__Information provided__:
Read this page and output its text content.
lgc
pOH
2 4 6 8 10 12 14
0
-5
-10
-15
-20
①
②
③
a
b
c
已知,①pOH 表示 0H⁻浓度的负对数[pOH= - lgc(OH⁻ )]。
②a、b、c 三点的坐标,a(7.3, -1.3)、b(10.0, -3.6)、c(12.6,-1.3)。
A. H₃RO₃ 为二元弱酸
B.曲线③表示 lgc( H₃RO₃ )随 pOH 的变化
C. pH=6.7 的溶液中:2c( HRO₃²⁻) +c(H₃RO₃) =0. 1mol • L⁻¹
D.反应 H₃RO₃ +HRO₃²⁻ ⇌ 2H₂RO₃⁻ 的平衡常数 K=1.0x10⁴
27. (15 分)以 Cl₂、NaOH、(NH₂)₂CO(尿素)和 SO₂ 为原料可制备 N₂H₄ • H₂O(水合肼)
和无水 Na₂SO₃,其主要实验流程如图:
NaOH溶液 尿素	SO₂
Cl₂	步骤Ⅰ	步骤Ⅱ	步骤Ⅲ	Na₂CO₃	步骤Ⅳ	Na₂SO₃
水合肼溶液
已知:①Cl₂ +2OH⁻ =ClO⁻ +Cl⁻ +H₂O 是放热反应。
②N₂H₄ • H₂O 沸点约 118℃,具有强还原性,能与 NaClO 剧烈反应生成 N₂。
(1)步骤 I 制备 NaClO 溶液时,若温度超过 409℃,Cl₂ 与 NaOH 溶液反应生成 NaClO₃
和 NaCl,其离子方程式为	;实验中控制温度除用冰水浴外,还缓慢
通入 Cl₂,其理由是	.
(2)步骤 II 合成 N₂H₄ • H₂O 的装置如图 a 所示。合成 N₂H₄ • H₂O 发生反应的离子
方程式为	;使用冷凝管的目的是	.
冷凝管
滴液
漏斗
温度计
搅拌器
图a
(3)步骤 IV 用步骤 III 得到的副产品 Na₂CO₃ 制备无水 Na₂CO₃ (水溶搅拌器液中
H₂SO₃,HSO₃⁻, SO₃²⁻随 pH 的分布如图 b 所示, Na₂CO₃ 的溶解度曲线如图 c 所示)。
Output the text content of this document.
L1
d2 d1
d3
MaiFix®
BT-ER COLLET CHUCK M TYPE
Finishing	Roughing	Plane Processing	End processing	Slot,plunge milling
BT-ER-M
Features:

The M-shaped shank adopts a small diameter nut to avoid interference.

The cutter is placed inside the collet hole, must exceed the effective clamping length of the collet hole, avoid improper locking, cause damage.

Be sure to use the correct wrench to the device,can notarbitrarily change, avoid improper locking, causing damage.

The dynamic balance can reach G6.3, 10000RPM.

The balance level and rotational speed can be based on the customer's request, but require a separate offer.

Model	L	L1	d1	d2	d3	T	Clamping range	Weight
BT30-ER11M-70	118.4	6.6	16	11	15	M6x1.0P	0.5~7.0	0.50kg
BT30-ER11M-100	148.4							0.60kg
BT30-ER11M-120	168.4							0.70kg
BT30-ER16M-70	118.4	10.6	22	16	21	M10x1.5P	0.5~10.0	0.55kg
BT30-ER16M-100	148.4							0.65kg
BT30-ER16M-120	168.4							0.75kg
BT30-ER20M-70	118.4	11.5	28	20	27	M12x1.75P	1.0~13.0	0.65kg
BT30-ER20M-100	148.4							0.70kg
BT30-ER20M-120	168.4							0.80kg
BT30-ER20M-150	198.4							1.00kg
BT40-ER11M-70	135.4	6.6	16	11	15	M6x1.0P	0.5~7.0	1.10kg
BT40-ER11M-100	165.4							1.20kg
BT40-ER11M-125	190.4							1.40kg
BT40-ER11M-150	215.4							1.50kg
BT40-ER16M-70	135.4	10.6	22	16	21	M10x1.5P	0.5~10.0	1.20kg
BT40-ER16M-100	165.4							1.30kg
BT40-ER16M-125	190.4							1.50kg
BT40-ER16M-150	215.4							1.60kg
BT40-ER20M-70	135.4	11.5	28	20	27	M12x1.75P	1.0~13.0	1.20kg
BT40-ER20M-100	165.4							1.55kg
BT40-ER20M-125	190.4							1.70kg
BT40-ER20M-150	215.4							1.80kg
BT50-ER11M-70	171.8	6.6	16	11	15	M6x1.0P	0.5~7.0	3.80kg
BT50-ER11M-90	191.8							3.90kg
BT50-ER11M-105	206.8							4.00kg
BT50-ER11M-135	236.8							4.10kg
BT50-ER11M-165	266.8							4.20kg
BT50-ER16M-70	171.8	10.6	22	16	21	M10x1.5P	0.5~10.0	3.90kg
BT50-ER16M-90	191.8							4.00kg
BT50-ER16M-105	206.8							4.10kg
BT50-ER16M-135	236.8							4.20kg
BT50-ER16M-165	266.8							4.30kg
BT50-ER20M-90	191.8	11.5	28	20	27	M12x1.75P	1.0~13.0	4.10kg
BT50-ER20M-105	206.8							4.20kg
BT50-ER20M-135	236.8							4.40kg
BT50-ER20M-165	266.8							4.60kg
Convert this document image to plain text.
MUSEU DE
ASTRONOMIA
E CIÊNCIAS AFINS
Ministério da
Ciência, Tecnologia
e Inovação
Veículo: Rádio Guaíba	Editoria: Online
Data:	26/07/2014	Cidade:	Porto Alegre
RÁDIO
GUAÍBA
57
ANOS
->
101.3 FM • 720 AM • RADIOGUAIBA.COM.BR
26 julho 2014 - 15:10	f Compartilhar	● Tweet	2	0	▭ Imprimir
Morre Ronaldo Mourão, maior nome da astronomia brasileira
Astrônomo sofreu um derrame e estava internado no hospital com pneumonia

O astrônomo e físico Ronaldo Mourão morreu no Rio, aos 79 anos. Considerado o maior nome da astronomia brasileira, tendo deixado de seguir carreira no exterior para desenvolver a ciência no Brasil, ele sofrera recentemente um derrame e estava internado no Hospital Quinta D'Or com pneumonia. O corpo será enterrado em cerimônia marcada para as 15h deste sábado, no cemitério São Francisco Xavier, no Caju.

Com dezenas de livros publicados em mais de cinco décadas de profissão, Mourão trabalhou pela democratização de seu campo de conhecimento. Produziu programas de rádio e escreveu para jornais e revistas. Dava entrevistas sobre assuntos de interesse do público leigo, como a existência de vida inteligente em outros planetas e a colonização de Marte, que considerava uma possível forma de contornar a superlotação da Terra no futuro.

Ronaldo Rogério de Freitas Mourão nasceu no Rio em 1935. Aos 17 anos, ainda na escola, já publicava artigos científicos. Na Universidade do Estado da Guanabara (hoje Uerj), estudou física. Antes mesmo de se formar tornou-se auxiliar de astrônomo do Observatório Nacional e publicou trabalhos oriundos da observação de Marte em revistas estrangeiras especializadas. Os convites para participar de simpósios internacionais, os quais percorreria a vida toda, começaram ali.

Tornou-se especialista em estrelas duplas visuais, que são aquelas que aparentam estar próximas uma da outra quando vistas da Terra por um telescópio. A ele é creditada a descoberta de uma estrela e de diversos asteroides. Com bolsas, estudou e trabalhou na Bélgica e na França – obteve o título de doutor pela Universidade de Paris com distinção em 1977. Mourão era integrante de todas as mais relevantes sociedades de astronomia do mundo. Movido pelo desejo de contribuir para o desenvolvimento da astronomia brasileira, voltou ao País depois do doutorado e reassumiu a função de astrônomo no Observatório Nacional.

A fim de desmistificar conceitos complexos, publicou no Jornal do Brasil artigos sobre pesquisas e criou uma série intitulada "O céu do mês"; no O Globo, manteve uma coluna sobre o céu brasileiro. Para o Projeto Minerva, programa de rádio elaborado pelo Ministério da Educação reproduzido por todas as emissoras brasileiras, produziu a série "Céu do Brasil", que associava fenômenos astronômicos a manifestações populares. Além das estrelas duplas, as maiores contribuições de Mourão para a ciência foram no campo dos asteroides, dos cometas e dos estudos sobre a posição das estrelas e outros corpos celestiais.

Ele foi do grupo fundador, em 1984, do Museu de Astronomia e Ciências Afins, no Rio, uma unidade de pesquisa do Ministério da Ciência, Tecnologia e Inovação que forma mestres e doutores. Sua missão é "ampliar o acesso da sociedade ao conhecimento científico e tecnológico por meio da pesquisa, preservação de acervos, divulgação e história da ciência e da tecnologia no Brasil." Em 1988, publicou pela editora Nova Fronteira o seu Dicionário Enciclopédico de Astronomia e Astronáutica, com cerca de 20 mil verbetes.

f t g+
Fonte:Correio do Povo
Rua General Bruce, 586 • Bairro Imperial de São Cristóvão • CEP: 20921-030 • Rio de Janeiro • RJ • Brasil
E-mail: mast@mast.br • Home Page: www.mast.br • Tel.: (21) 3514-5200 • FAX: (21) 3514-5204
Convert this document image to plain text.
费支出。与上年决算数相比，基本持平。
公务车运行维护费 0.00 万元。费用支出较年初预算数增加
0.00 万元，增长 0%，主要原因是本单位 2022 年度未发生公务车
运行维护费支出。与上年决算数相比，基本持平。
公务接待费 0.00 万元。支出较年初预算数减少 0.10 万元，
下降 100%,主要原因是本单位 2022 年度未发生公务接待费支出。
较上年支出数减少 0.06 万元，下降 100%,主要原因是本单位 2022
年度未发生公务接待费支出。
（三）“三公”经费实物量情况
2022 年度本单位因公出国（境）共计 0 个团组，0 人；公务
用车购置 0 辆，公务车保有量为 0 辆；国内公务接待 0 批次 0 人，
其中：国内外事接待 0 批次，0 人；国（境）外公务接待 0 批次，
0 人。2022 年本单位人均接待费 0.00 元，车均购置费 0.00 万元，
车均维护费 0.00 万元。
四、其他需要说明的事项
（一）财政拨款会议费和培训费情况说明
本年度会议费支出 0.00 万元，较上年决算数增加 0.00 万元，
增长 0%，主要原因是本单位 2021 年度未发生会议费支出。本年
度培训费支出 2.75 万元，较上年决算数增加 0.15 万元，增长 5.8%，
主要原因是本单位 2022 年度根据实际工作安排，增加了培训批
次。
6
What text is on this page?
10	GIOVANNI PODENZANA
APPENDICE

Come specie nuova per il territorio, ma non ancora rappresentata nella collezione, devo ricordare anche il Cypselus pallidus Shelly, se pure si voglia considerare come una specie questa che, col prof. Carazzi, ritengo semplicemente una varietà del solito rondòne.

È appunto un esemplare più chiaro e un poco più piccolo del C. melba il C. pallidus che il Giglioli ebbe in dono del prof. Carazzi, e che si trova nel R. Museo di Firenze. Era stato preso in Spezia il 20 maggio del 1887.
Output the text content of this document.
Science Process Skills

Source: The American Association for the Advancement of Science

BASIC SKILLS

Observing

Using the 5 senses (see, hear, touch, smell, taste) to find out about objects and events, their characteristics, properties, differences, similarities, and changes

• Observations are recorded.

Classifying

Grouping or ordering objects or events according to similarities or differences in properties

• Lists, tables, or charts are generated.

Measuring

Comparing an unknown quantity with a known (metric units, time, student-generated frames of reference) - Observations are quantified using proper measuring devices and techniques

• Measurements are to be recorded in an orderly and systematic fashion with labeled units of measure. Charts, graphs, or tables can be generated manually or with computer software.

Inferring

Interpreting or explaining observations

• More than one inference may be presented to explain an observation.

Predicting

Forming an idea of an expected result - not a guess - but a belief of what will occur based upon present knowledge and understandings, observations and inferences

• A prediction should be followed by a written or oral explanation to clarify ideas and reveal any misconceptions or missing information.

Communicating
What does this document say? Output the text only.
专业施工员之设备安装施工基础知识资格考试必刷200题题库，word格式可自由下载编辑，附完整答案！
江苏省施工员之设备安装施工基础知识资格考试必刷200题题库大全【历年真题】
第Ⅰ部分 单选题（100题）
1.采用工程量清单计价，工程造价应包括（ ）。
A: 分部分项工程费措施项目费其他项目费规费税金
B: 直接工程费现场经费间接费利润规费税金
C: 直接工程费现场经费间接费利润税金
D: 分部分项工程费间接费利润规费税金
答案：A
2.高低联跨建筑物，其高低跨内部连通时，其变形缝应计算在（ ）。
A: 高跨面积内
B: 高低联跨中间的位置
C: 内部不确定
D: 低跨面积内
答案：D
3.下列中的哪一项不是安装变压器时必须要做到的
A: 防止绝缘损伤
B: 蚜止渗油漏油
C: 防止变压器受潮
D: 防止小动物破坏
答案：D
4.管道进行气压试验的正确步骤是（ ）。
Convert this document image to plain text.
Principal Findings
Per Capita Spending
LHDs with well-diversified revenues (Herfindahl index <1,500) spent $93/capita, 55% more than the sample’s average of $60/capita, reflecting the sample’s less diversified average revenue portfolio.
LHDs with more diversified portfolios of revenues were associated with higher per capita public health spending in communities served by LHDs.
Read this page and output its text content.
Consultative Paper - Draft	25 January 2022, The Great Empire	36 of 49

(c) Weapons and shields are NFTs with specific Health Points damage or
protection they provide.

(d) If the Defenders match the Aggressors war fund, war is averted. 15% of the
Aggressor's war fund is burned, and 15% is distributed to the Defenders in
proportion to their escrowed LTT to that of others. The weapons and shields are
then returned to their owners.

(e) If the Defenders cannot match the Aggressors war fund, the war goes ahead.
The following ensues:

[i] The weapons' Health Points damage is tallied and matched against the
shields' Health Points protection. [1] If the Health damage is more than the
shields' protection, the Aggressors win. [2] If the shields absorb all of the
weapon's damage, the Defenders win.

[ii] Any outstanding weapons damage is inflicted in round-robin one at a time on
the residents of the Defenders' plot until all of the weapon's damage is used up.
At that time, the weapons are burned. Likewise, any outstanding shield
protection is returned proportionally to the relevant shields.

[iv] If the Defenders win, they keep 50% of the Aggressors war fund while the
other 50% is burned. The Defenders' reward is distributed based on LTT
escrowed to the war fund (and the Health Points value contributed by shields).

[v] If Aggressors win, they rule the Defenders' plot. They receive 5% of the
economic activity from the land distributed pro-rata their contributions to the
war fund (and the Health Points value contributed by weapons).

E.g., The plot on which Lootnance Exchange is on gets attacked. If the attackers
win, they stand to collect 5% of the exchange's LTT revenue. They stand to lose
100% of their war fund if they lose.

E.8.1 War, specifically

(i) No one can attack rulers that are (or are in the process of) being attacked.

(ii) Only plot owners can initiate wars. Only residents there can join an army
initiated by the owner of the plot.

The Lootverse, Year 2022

__Short task__: In the material above, how many lines hold the word "balance"? Say only the number.

__Response to this task__: 2